>>

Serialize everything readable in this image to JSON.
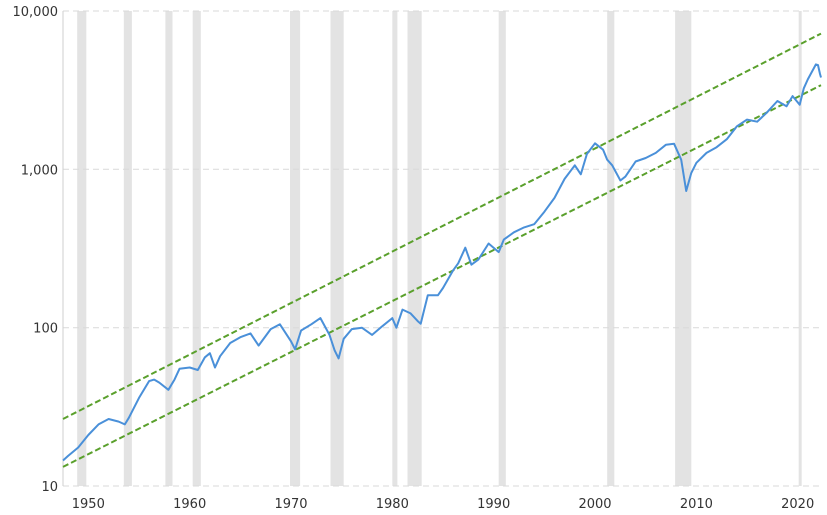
{
  "chart_data": {
    "type": "line",
    "title": "",
    "xlabel": "",
    "ylabel": "",
    "y_scale": "log",
    "xlim": [
      1947.5,
      2022.3
    ],
    "ylim": [
      10,
      10000
    ],
    "y_ticks": [
      {
        "value": 10,
        "label": "10"
      },
      {
        "value": 100,
        "label": "100"
      },
      {
        "value": 1000,
        "label": "1,000"
      },
      {
        "value": 10000,
        "label": "10,000"
      }
    ],
    "x_ticks": [
      {
        "value": 1950,
        "label": "1950"
      },
      {
        "value": 1960,
        "label": "1960"
      },
      {
        "value": 1970,
        "label": "1970"
      },
      {
        "value": 1980,
        "label": "1980"
      },
      {
        "value": 1990,
        "label": "1990"
      },
      {
        "value": 2000,
        "label": "2000"
      },
      {
        "value": 2010,
        "label": "2010"
      },
      {
        "value": 2020,
        "label": "2020"
      }
    ],
    "grid": {
      "horizontal": true,
      "style": "dashed"
    },
    "colors": {
      "line": "#4a90d9",
      "trend": "#5aa02c",
      "recession": "#e3e3e3",
      "axis": "#cfcfcf"
    },
    "shaded_periods": [
      [
        1948.9,
        1949.8
      ],
      [
        1953.5,
        1954.3
      ],
      [
        1957.6,
        1958.3
      ],
      [
        1960.3,
        1961.1
      ],
      [
        1969.9,
        1970.9
      ],
      [
        1973.9,
        1975.2
      ],
      [
        1980.0,
        1980.5
      ],
      [
        1981.5,
        1982.9
      ],
      [
        1990.5,
        1991.2
      ],
      [
        2001.2,
        2001.9
      ],
      [
        2007.9,
        2009.5
      ],
      [
        2020.1,
        2020.4
      ]
    ],
    "series": [
      {
        "points": [
          [
            1947.5,
            14.5
          ],
          [
            1948.0,
            15.5
          ],
          [
            1949.0,
            17.5
          ],
          [
            1950.0,
            21
          ],
          [
            1951.0,
            24.5
          ],
          [
            1952.0,
            26.5
          ],
          [
            1953.0,
            25.5
          ],
          [
            1953.6,
            24.5
          ],
          [
            1954.0,
            27
          ],
          [
            1955.0,
            36
          ],
          [
            1956.0,
            46
          ],
          [
            1956.5,
            47
          ],
          [
            1957.0,
            45
          ],
          [
            1957.9,
            40.5
          ],
          [
            1958.5,
            47
          ],
          [
            1959.0,
            55
          ],
          [
            1960.0,
            56
          ],
          [
            1960.8,
            54
          ],
          [
            1961.5,
            65
          ],
          [
            1962.0,
            69
          ],
          [
            1962.5,
            56
          ],
          [
            1963.0,
            66
          ],
          [
            1964.0,
            80
          ],
          [
            1965.0,
            87
          ],
          [
            1966.0,
            92
          ],
          [
            1966.8,
            77
          ],
          [
            1968.0,
            98
          ],
          [
            1968.9,
            105
          ],
          [
            1970.0,
            82
          ],
          [
            1970.4,
            73
          ],
          [
            1971.0,
            96
          ],
          [
            1972.0,
            105
          ],
          [
            1972.9,
            115
          ],
          [
            1973.8,
            90
          ],
          [
            1974.3,
            72
          ],
          [
            1974.7,
            64
          ],
          [
            1975.2,
            85
          ],
          [
            1976.0,
            98
          ],
          [
            1977.0,
            100
          ],
          [
            1978.0,
            90
          ],
          [
            1979.0,
            102
          ],
          [
            1980.0,
            115
          ],
          [
            1980.4,
            100
          ],
          [
            1981.0,
            130
          ],
          [
            1981.8,
            123
          ],
          [
            1982.5,
            110
          ],
          [
            1982.8,
            106
          ],
          [
            1983.5,
            160
          ],
          [
            1984.5,
            160
          ],
          [
            1985.0,
            178
          ],
          [
            1986.0,
            230
          ],
          [
            1986.5,
            255
          ],
          [
            1987.2,
            320
          ],
          [
            1987.8,
            250
          ],
          [
            1988.5,
            270
          ],
          [
            1989.5,
            340
          ],
          [
            1990.5,
            300
          ],
          [
            1991.0,
            360
          ],
          [
            1992.0,
            400
          ],
          [
            1993.0,
            430
          ],
          [
            1994.0,
            450
          ],
          [
            1995.0,
            540
          ],
          [
            1996.0,
            660
          ],
          [
            1997.0,
            870
          ],
          [
            1998.0,
            1060
          ],
          [
            1998.6,
            930
          ],
          [
            1999.2,
            1250
          ],
          [
            2000.0,
            1460
          ],
          [
            2000.8,
            1330
          ],
          [
            2001.2,
            1150
          ],
          [
            2001.7,
            1060
          ],
          [
            2002.5,
            850
          ],
          [
            2003.0,
            900
          ],
          [
            2004.0,
            1120
          ],
          [
            2005.0,
            1180
          ],
          [
            2006.0,
            1270
          ],
          [
            2007.0,
            1430
          ],
          [
            2007.8,
            1450
          ],
          [
            2008.5,
            1150
          ],
          [
            2009.0,
            730
          ],
          [
            2009.5,
            950
          ],
          [
            2010.0,
            1100
          ],
          [
            2011.0,
            1270
          ],
          [
            2012.0,
            1380
          ],
          [
            2013.0,
            1550
          ],
          [
            2014.0,
            1870
          ],
          [
            2015.0,
            2060
          ],
          [
            2016.0,
            2000
          ],
          [
            2017.0,
            2300
          ],
          [
            2018.0,
            2700
          ],
          [
            2018.9,
            2500
          ],
          [
            2019.5,
            2900
          ],
          [
            2020.2,
            2560
          ],
          [
            2020.6,
            3250
          ],
          [
            2021.0,
            3700
          ],
          [
            2021.8,
            4600
          ],
          [
            2022.0,
            4550
          ],
          [
            2022.2,
            4000
          ],
          [
            2022.3,
            3800
          ]
        ]
      }
    ],
    "trend_lines": [
      {
        "from": [
          1947.5,
          26.5
        ],
        "to": [
          2022.3,
          7200
        ]
      },
      {
        "from": [
          1947.5,
          13.2
        ],
        "to": [
          2022.3,
          3400
        ]
      }
    ]
  }
}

<<

Output every entry verbatim. Pictures do not belong in the copy.

Serialize everything readable in this image to JSON.
{
  "chart_data": {
    "type": "line",
    "title": "",
    "xlabel": "",
    "ylabel": "",
    "y_scale": "log",
    "xlim": [
      1947.5,
      2022.3
    ],
    "ylim": [
      10,
      10000
    ],
    "y_ticks": [
      {
        "value": 10,
        "label": "10"
      },
      {
        "value": 100,
        "label": "100"
      },
      {
        "value": 1000,
        "label": "1,000"
      },
      {
        "value": 10000,
        "label": "10,000"
      }
    ],
    "x_ticks": [
      {
        "value": 1950,
        "label": "1950"
      },
      {
        "value": 1960,
        "label": "1960"
      },
      {
        "value": 1970,
        "label": "1970"
      },
      {
        "value": 1980,
        "label": "1980"
      },
      {
        "value": 1990,
        "label": "1990"
      },
      {
        "value": 2000,
        "label": "2000"
      },
      {
        "value": 2010,
        "label": "2010"
      },
      {
        "value": 2020,
        "label": "2020"
      }
    ],
    "grid": {
      "horizontal": true,
      "style": "dashed"
    },
    "colors": {
      "line": "#4a90d9",
      "trend": "#5aa02c",
      "recession": "#e3e3e3",
      "axis": "#cfcfcf"
    },
    "shaded_periods": [
      [
        1948.9,
        1949.8
      ],
      [
        1953.5,
        1954.3
      ],
      [
        1957.6,
        1958.3
      ],
      [
        1960.3,
        1961.1
      ],
      [
        1969.9,
        1970.9
      ],
      [
        1973.9,
        1975.2
      ],
      [
        1980.0,
        1980.5
      ],
      [
        1981.5,
        1982.9
      ],
      [
        1990.5,
        1991.2
      ],
      [
        2001.2,
        2001.9
      ],
      [
        2007.9,
        2009.5
      ],
      [
        2020.1,
        2020.4
      ]
    ],
    "series": [
      {
        "points": [
          [
            1947.5,
            14.5
          ],
          [
            1948.0,
            15.5
          ],
          [
            1949.0,
            17.5
          ],
          [
            1950.0,
            21
          ],
          [
            1951.0,
            24.5
          ],
          [
            1952.0,
            26.5
          ],
          [
            1953.0,
            25.5
          ],
          [
            1953.6,
            24.5
          ],
          [
            1954.0,
            27
          ],
          [
            1955.0,
            36
          ],
          [
            1956.0,
            46
          ],
          [
            1956.5,
            47
          ],
          [
            1957.0,
            45
          ],
          [
            1957.9,
            40.5
          ],
          [
            1958.5,
            47
          ],
          [
            1959.0,
            55
          ],
          [
            1960.0,
            56
          ],
          [
            1960.8,
            54
          ],
          [
            1961.5,
            65
          ],
          [
            1962.0,
            69
          ],
          [
            1962.5,
            56
          ],
          [
            1963.0,
            66
          ],
          [
            1964.0,
            80
          ],
          [
            1965.0,
            87
          ],
          [
            1966.0,
            92
          ],
          [
            1966.8,
            77
          ],
          [
            1968.0,
            98
          ],
          [
            1968.9,
            105
          ],
          [
            1970.0,
            82
          ],
          [
            1970.4,
            73
          ],
          [
            1971.0,
            96
          ],
          [
            1972.0,
            105
          ],
          [
            1972.9,
            115
          ],
          [
            1973.8,
            90
          ],
          [
            1974.3,
            72
          ],
          [
            1974.7,
            64
          ],
          [
            1975.2,
            85
          ],
          [
            1976.0,
            98
          ],
          [
            1977.0,
            100
          ],
          [
            1978.0,
            90
          ],
          [
            1979.0,
            102
          ],
          [
            1980.0,
            115
          ],
          [
            1980.4,
            100
          ],
          [
            1981.0,
            130
          ],
          [
            1981.8,
            123
          ],
          [
            1982.5,
            110
          ],
          [
            1982.8,
            106
          ],
          [
            1983.5,
            160
          ],
          [
            1984.5,
            160
          ],
          [
            1985.0,
            178
          ],
          [
            1986.0,
            230
          ],
          [
            1986.5,
            255
          ],
          [
            1987.2,
            320
          ],
          [
            1987.8,
            250
          ],
          [
            1988.5,
            270
          ],
          [
            1989.5,
            340
          ],
          [
            1990.5,
            300
          ],
          [
            1991.0,
            360
          ],
          [
            1992.0,
            400
          ],
          [
            1993.0,
            430
          ],
          [
            1994.0,
            450
          ],
          [
            1995.0,
            540
          ],
          [
            1996.0,
            660
          ],
          [
            1997.0,
            870
          ],
          [
            1998.0,
            1060
          ],
          [
            1998.6,
            930
          ],
          [
            1999.2,
            1250
          ],
          [
            2000.0,
            1460
          ],
          [
            2000.8,
            1330
          ],
          [
            2001.2,
            1150
          ],
          [
            2001.7,
            1060
          ],
          [
            2002.5,
            850
          ],
          [
            2003.0,
            900
          ],
          [
            2004.0,
            1120
          ],
          [
            2005.0,
            1180
          ],
          [
            2006.0,
            1270
          ],
          [
            2007.0,
            1430
          ],
          [
            2007.8,
            1450
          ],
          [
            2008.5,
            1150
          ],
          [
            2009.0,
            730
          ],
          [
            2009.5,
            950
          ],
          [
            2010.0,
            1100
          ],
          [
            2011.0,
            1270
          ],
          [
            2012.0,
            1380
          ],
          [
            2013.0,
            1550
          ],
          [
            2014.0,
            1870
          ],
          [
            2015.0,
            2060
          ],
          [
            2016.0,
            2000
          ],
          [
            2017.0,
            2300
          ],
          [
            2018.0,
            2700
          ],
          [
            2018.9,
            2500
          ],
          [
            2019.5,
            2900
          ],
          [
            2020.2,
            2560
          ],
          [
            2020.6,
            3250
          ],
          [
            2021.0,
            3700
          ],
          [
            2021.8,
            4600
          ],
          [
            2022.0,
            4550
          ],
          [
            2022.2,
            4000
          ],
          [
            2022.3,
            3800
          ]
        ]
      }
    ],
    "trend_lines": [
      {
        "from": [
          1947.5,
          26.5
        ],
        "to": [
          2022.3,
          7200
        ]
      },
      {
        "from": [
          1947.5,
          13.2
        ],
        "to": [
          2022.3,
          3400
        ]
      }
    ]
  }
}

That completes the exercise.